◆ Data records:

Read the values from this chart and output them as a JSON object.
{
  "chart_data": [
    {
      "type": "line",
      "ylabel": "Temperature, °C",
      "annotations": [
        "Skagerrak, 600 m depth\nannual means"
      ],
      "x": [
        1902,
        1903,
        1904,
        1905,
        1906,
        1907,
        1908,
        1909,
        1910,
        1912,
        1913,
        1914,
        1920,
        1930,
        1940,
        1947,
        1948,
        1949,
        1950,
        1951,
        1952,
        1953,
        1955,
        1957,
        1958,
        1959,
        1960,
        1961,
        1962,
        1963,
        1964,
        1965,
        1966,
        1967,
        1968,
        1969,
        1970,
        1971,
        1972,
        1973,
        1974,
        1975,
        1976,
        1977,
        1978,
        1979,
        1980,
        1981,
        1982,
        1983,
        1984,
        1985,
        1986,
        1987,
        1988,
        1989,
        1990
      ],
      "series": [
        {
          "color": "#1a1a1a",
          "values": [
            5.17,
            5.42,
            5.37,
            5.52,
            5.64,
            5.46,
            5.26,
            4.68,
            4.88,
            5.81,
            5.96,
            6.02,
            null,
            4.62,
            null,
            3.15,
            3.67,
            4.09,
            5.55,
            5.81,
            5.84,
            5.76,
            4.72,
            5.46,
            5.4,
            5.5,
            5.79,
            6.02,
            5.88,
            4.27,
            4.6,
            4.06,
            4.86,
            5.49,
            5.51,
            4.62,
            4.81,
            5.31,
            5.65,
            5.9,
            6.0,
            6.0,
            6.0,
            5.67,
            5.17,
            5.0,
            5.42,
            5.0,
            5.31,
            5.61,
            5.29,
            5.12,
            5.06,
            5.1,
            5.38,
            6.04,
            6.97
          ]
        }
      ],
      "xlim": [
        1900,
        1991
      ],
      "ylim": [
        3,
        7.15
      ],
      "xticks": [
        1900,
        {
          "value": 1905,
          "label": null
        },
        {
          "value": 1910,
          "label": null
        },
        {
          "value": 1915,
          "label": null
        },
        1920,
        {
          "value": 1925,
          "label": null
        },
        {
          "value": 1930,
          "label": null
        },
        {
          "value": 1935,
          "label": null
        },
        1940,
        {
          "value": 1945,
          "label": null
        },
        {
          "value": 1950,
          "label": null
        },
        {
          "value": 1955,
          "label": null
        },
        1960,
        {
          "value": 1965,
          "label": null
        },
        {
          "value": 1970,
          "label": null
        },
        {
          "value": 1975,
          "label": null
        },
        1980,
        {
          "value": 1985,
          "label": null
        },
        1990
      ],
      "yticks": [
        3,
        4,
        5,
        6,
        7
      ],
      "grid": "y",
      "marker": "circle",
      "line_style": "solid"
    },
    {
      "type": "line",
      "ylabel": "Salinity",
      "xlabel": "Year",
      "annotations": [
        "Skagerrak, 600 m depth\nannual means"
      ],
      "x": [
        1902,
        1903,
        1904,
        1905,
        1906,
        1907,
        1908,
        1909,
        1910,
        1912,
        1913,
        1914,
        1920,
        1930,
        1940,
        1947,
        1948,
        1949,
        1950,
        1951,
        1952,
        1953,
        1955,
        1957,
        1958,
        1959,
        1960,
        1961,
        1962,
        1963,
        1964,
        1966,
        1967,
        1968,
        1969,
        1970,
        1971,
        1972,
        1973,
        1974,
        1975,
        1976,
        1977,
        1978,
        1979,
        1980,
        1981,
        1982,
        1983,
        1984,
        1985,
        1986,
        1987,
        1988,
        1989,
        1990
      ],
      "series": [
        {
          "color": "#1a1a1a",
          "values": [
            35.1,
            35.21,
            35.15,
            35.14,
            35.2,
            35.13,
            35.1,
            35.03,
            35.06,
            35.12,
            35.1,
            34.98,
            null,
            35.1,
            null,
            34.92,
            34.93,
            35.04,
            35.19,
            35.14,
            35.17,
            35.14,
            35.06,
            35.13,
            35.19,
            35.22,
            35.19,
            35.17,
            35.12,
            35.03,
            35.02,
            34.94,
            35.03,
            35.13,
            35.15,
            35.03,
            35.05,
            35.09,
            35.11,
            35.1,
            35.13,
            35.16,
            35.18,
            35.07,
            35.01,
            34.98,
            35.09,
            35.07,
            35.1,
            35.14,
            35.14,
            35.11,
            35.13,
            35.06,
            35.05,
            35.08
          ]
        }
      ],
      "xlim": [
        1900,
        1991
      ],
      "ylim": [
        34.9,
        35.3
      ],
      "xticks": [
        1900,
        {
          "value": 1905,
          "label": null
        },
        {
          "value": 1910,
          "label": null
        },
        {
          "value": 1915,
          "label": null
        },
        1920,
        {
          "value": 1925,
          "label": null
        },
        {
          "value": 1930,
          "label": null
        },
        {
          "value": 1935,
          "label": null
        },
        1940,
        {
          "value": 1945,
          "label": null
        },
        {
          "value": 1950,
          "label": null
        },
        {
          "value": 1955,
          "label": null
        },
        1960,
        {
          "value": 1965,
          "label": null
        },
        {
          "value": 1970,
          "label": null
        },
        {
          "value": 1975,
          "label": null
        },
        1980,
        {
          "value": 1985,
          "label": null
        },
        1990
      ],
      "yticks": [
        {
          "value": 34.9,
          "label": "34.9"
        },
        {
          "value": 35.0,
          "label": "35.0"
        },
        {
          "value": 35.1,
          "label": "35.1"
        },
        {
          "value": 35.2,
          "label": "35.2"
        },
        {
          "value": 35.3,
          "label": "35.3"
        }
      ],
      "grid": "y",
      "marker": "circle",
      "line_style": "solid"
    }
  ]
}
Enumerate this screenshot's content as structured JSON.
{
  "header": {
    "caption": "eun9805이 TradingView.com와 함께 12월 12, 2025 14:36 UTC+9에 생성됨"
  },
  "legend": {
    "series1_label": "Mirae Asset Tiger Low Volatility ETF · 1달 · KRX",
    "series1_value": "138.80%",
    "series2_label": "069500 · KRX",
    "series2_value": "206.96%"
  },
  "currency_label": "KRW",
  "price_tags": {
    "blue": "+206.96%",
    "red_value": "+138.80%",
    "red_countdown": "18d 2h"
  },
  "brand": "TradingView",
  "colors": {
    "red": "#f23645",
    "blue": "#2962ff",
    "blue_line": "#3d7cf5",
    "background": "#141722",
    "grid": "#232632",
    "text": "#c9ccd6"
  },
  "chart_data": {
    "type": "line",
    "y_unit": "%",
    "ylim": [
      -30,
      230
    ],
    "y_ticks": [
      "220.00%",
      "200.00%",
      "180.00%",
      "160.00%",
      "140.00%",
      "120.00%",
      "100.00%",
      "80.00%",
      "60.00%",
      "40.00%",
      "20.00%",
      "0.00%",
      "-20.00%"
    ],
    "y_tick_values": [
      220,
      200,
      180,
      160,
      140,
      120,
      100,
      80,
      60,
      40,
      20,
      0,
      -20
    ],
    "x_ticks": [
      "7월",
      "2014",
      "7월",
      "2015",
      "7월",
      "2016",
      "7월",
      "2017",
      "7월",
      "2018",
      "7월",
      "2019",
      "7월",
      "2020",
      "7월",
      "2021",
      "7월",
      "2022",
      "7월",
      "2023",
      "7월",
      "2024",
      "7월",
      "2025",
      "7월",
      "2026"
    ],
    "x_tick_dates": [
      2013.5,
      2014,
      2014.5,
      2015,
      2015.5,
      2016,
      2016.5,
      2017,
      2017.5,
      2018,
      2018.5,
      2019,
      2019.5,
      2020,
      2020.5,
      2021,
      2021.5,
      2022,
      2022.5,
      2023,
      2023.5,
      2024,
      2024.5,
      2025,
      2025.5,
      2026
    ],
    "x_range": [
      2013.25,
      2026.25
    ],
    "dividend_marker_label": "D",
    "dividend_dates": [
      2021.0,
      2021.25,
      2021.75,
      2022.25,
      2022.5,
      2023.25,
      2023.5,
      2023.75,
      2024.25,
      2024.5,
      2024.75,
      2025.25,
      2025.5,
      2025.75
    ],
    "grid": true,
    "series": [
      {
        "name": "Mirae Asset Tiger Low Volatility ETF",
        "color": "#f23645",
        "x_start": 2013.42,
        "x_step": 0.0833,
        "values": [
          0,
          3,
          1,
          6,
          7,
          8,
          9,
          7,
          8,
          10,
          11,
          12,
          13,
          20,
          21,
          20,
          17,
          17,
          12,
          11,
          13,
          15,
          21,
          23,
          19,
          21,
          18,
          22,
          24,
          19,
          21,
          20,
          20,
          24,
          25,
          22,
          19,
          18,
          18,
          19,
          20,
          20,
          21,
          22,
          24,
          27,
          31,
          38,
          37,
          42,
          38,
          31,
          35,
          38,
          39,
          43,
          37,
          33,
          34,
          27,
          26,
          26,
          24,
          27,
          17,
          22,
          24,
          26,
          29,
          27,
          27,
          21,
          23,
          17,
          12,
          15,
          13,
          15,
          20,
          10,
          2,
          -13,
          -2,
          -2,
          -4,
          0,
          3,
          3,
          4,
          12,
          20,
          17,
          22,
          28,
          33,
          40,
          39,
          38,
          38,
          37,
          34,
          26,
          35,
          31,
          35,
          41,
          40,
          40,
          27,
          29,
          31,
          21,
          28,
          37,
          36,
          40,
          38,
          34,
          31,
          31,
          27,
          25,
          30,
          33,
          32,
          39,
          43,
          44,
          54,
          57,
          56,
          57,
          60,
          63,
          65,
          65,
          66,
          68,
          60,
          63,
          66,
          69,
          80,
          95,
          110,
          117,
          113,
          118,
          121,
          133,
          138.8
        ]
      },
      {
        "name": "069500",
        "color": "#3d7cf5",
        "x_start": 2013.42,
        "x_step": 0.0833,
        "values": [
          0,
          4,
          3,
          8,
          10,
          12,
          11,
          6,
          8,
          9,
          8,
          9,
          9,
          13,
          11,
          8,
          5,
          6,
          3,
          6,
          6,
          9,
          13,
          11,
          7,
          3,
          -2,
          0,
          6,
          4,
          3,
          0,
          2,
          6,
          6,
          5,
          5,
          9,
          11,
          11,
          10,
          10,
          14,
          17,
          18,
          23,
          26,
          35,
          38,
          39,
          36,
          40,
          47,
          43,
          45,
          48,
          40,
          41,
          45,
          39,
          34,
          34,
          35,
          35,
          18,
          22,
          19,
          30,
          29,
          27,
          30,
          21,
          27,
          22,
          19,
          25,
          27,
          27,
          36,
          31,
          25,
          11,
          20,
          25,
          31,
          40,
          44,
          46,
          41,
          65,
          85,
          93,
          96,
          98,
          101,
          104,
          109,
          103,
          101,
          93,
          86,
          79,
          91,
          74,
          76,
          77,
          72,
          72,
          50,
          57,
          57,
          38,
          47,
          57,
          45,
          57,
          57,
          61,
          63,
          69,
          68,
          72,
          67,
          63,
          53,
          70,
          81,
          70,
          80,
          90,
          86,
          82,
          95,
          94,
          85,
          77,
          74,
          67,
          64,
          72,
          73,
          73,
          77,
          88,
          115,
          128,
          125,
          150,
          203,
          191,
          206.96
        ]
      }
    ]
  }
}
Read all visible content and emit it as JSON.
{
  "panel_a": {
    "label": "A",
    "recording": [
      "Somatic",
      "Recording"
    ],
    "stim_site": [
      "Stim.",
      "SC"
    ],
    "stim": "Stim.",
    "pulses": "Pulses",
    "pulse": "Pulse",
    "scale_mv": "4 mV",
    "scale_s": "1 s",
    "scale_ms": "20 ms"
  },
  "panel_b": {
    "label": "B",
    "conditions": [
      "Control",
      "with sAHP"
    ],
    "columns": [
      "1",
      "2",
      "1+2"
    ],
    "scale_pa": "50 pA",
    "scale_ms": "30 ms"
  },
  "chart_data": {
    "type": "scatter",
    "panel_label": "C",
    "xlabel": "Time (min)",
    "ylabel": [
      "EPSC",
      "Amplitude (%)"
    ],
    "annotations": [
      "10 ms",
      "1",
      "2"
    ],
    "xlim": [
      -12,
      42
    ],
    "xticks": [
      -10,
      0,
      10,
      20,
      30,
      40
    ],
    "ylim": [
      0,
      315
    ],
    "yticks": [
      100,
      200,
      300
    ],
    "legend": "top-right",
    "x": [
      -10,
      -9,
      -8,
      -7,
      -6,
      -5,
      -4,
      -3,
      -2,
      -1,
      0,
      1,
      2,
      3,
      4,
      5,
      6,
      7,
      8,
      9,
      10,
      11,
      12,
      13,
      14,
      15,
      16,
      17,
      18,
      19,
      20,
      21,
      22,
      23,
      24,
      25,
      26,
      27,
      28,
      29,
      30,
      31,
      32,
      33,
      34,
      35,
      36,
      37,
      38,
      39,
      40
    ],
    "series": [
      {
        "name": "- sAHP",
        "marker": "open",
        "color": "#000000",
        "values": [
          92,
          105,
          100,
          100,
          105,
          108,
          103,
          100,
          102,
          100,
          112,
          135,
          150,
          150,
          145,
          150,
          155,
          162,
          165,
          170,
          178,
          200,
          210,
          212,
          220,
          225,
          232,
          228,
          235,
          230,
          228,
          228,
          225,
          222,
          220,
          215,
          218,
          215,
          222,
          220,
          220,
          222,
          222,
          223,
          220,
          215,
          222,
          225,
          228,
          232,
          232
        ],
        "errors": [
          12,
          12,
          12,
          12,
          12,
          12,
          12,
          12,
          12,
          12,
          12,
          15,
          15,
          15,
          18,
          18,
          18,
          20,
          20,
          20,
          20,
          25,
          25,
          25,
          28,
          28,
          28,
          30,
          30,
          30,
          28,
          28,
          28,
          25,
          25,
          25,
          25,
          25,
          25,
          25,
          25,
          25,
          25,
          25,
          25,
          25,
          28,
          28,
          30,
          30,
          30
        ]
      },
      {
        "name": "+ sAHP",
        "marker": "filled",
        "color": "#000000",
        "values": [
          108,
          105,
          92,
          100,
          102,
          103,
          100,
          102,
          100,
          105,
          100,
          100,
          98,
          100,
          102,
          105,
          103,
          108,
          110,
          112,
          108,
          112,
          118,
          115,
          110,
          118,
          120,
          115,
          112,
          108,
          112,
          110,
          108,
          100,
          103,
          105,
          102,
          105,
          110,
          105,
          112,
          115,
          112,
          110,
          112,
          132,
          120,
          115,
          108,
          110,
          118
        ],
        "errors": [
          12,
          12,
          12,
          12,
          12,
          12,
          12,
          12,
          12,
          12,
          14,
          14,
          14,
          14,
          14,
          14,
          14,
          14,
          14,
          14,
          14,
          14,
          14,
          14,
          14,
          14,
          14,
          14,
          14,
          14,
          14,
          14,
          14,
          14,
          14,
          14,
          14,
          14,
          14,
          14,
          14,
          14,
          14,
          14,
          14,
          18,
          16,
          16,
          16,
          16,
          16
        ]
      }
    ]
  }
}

◆ The request: Gather and return every line that holds the string "JSON".

◆ Solution to this exercise:
Read the values from this chart and output them as a JSON object.
Enumerate this screenshot's content as structured JSON.
Read all visible content and emit it as JSON.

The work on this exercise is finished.